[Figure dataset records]
▬▬▬▬▬▬▬▬▬▬

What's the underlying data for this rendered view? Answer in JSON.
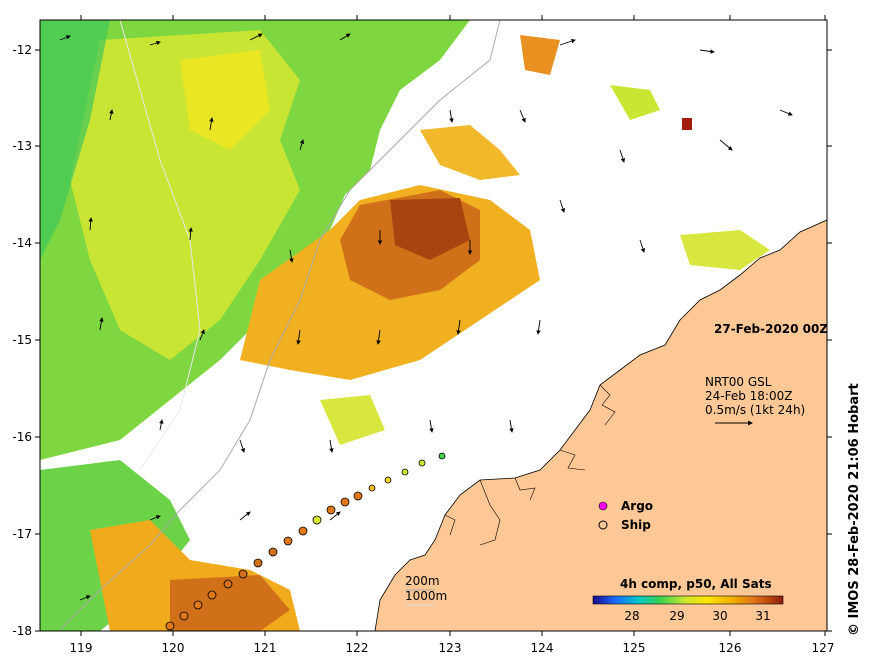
{
  "map": {
    "date_label": "27-Feb-2020 00Z",
    "current_legend": {
      "line1": "NRT00 GSL",
      "line2": "24-Feb 18:00Z",
      "line3": "0.5m/s (1kt 24h)"
    },
    "markers_legend": {
      "argo": "Argo",
      "ship": "Ship"
    },
    "depth_legend": {
      "line1": "200m",
      "line2": "1000m"
    },
    "colorbar": {
      "title": "4h comp, p50, All Sats",
      "ticks": [
        "28",
        "29",
        "30",
        "31"
      ],
      "colors": [
        "#1c0a8c",
        "#1a6cff",
        "#00c8c8",
        "#3fd24a",
        "#c8e632",
        "#ffe600",
        "#f5b400",
        "#e07818",
        "#b8480e",
        "#8a1a0a"
      ]
    },
    "credit": "© IMOS 28-Feb-2020 21:06 Hobart",
    "x_ticks": [
      "119",
      "120",
      "121",
      "122",
      "123",
      "124",
      "125",
      "126",
      "127"
    ],
    "y_ticks": [
      "-12",
      "-13",
      "-14",
      "-15",
      "-16",
      "-17",
      "-18"
    ],
    "colors": {
      "land": "#fdc896",
      "ocean_nodata": "#ffffff",
      "argo": "#ff00ff"
    }
  }
}
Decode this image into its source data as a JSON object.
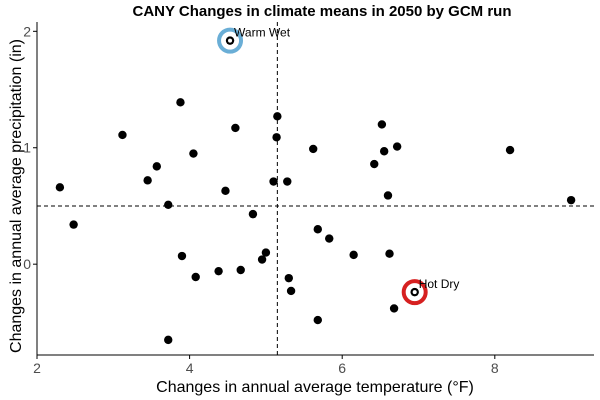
{
  "chart_data": {
    "type": "scatter",
    "title": "CANY Changes in climate means in 2050 by GCM run",
    "xlabel": "Changes in annual average temperature (°F)",
    "ylabel": "Changes in annual average precipitation (in)",
    "xlim": [
      2,
      9.3
    ],
    "ylim": [
      -0.78,
      2.08
    ],
    "xticks": [
      2,
      4,
      6,
      8
    ],
    "yticks": [
      0,
      1,
      2
    ],
    "grid": false,
    "point_color": "#000000",
    "reference_lines": {
      "x": 5.15,
      "y": 0.5
    },
    "points": [
      {
        "x": 2.3,
        "y": 0.66
      },
      {
        "x": 2.48,
        "y": 0.34
      },
      {
        "x": 3.12,
        "y": 1.11
      },
      {
        "x": 3.45,
        "y": 0.72
      },
      {
        "x": 3.57,
        "y": 0.84
      },
      {
        "x": 3.72,
        "y": 0.51
      },
      {
        "x": 3.88,
        "y": 1.39
      },
      {
        "x": 3.9,
        "y": 0.07
      },
      {
        "x": 4.05,
        "y": 0.95
      },
      {
        "x": 4.08,
        "y": -0.11
      },
      {
        "x": 4.38,
        "y": -0.06
      },
      {
        "x": 4.47,
        "y": 0.63
      },
      {
        "x": 4.53,
        "y": 1.92
      },
      {
        "x": 4.6,
        "y": 1.17
      },
      {
        "x": 4.67,
        "y": -0.05
      },
      {
        "x": 4.83,
        "y": 0.43
      },
      {
        "x": 4.95,
        "y": 0.04
      },
      {
        "x": 5.0,
        "y": 0.1
      },
      {
        "x": 5.1,
        "y": 0.71
      },
      {
        "x": 5.14,
        "y": 1.09
      },
      {
        "x": 5.15,
        "y": 1.27
      },
      {
        "x": 5.28,
        "y": 0.71
      },
      {
        "x": 5.3,
        "y": -0.12
      },
      {
        "x": 5.33,
        "y": -0.23
      },
      {
        "x": 5.62,
        "y": 0.99
      },
      {
        "x": 5.68,
        "y": 0.3
      },
      {
        "x": 5.68,
        "y": -0.48
      },
      {
        "x": 5.83,
        "y": 0.22
      },
      {
        "x": 3.72,
        "y": -0.65
      },
      {
        "x": 6.15,
        "y": 0.08
      },
      {
        "x": 6.42,
        "y": 0.86
      },
      {
        "x": 6.52,
        "y": 1.2
      },
      {
        "x": 6.55,
        "y": 0.97
      },
      {
        "x": 6.6,
        "y": 0.59
      },
      {
        "x": 6.62,
        "y": 0.09
      },
      {
        "x": 6.72,
        "y": 1.01
      },
      {
        "x": 6.68,
        "y": -0.38
      },
      {
        "x": 6.95,
        "y": -0.24
      },
      {
        "x": 8.2,
        "y": 0.98
      },
      {
        "x": 9.0,
        "y": 0.55
      }
    ],
    "annotations": [
      {
        "label": "Warm Wet",
        "x": 4.53,
        "y": 1.92,
        "ring_color": "#6aaed6"
      },
      {
        "label": "Hot Dry",
        "x": 6.95,
        "y": -0.24,
        "ring_color": "#d62020"
      }
    ]
  }
}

▬▬▬▬▬▬▬▬▬▬

Skip every picture and transcribe the data above exactly.

◆ ANSWER TO THE PROBLEM:
What's the underlying data for this rendered view? Answer in JSON.
{
  "map": {
    "date_label": "27-Feb-2020 00Z",
    "current_legend": {
      "line1": "NRT00 GSL",
      "line2": "24-Feb 18:00Z",
      "line3": "0.5m/s (1kt 24h)"
    },
    "markers_legend": {
      "argo": "Argo",
      "ship": "Ship"
    },
    "depth_legend": {
      "line1": "200m",
      "line2": "1000m"
    },
    "colorbar": {
      "title": "4h comp, p50, All Sats",
      "ticks": [
        "28",
        "29",
        "30",
        "31"
      ],
      "colors": [
        "#1c0a8c",
        "#1a6cff",
        "#00c8c8",
        "#3fd24a",
        "#c8e632",
        "#ffe600",
        "#f5b400",
        "#e07818",
        "#b8480e",
        "#8a1a0a"
      ]
    },
    "credit": "© IMOS 28-Feb-2020 21:06 Hobart",
    "x_ticks": [
      "119",
      "120",
      "121",
      "122",
      "123",
      "124",
      "125",
      "126",
      "127"
    ],
    "y_ticks": [
      "-12",
      "-13",
      "-14",
      "-15",
      "-16",
      "-17",
      "-18"
    ],
    "colors": {
      "land": "#fdc896",
      "ocean_nodata": "#ffffff",
      "argo": "#ff00ff"
    }
  }
}
Decode this image into its source data as a JSON object.
{
  "chart_data": {
    "type": "scatter",
    "title": "CANY Changes in climate means in 2050 by GCM run",
    "xlabel": "Changes in annual average temperature (°F)",
    "ylabel": "Changes in annual average precipitation (in)",
    "xlim": [
      2,
      9.3
    ],
    "ylim": [
      -0.78,
      2.08
    ],
    "xticks": [
      2,
      4,
      6,
      8
    ],
    "yticks": [
      0,
      1,
      2
    ],
    "grid": false,
    "point_color": "#000000",
    "reference_lines": {
      "x": 5.15,
      "y": 0.5
    },
    "points": [
      {
        "x": 2.3,
        "y": 0.66
      },
      {
        "x": 2.48,
        "y": 0.34
      },
      {
        "x": 3.12,
        "y": 1.11
      },
      {
        "x": 3.45,
        "y": 0.72
      },
      {
        "x": 3.57,
        "y": 0.84
      },
      {
        "x": 3.72,
        "y": 0.51
      },
      {
        "x": 3.88,
        "y": 1.39
      },
      {
        "x": 3.9,
        "y": 0.07
      },
      {
        "x": 4.05,
        "y": 0.95
      },
      {
        "x": 4.08,
        "y": -0.11
      },
      {
        "x": 4.38,
        "y": -0.06
      },
      {
        "x": 4.47,
        "y": 0.63
      },
      {
        "x": 4.53,
        "y": 1.92
      },
      {
        "x": 4.6,
        "y": 1.17
      },
      {
        "x": 4.67,
        "y": -0.05
      },
      {
        "x": 4.83,
        "y": 0.43
      },
      {
        "x": 4.95,
        "y": 0.04
      },
      {
        "x": 5.0,
        "y": 0.1
      },
      {
        "x": 5.1,
        "y": 0.71
      },
      {
        "x": 5.14,
        "y": 1.09
      },
      {
        "x": 5.15,
        "y": 1.27
      },
      {
        "x": 5.28,
        "y": 0.71
      },
      {
        "x": 5.3,
        "y": -0.12
      },
      {
        "x": 5.33,
        "y": -0.23
      },
      {
        "x": 5.62,
        "y": 0.99
      },
      {
        "x": 5.68,
        "y": 0.3
      },
      {
        "x": 5.68,
        "y": -0.48
      },
      {
        "x": 5.83,
        "y": 0.22
      },
      {
        "x": 3.72,
        "y": -0.65
      },
      {
        "x": 6.15,
        "y": 0.08
      },
      {
        "x": 6.42,
        "y": 0.86
      },
      {
        "x": 6.52,
        "y": 1.2
      },
      {
        "x": 6.55,
        "y": 0.97
      },
      {
        "x": 6.6,
        "y": 0.59
      },
      {
        "x": 6.62,
        "y": 0.09
      },
      {
        "x": 6.72,
        "y": 1.01
      },
      {
        "x": 6.68,
        "y": -0.38
      },
      {
        "x": 6.95,
        "y": -0.24
      },
      {
        "x": 8.2,
        "y": 0.98
      },
      {
        "x": 9.0,
        "y": 0.55
      }
    ],
    "annotations": [
      {
        "label": "Warm Wet",
        "x": 4.53,
        "y": 1.92,
        "ring_color": "#6aaed6"
      },
      {
        "label": "Hot Dry",
        "x": 6.95,
        "y": -0.24,
        "ring_color": "#d62020"
      }
    ]
  }
}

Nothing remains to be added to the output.